*DIRECTION*. State the number of lines that contain the word "Paul", and add nothing else.

*Extracted data entries*.

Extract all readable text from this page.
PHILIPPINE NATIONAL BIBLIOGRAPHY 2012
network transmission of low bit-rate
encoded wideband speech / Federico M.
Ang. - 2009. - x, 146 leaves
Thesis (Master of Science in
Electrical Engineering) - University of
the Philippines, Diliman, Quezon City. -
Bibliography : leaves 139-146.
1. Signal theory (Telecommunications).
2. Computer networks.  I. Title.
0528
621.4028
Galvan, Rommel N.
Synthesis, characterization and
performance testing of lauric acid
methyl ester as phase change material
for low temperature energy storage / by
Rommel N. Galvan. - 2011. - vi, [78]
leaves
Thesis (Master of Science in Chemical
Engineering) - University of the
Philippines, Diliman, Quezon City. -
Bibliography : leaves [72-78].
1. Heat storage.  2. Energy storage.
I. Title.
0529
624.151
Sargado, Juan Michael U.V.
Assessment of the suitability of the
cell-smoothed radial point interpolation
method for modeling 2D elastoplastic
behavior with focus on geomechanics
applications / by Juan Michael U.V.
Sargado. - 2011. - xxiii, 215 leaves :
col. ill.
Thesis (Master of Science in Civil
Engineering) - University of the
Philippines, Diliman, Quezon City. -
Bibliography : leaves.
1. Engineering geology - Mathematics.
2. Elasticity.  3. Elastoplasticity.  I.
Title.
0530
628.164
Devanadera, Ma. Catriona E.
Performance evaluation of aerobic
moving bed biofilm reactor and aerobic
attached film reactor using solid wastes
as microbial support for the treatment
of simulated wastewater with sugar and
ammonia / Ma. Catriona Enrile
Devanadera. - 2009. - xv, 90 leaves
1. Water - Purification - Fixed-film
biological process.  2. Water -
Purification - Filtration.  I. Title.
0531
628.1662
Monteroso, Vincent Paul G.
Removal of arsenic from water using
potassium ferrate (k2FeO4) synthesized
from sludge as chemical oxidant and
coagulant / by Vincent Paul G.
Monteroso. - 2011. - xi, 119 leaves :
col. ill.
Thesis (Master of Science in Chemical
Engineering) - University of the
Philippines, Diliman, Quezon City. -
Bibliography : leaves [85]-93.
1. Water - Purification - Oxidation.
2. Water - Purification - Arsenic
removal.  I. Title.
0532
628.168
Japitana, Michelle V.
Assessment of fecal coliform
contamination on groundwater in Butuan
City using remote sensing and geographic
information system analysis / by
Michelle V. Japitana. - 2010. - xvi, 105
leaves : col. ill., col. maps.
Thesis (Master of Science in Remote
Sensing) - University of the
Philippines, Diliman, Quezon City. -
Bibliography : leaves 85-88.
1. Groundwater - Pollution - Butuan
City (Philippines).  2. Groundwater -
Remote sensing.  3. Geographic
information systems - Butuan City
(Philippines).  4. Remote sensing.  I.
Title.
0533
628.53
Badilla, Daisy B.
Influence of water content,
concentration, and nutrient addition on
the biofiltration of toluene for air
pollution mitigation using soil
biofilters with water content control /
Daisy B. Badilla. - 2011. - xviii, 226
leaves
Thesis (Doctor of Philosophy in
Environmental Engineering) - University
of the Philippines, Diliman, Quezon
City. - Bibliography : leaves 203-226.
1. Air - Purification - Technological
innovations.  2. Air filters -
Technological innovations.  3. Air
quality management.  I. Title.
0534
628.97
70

*TASK OUTPUT*. 2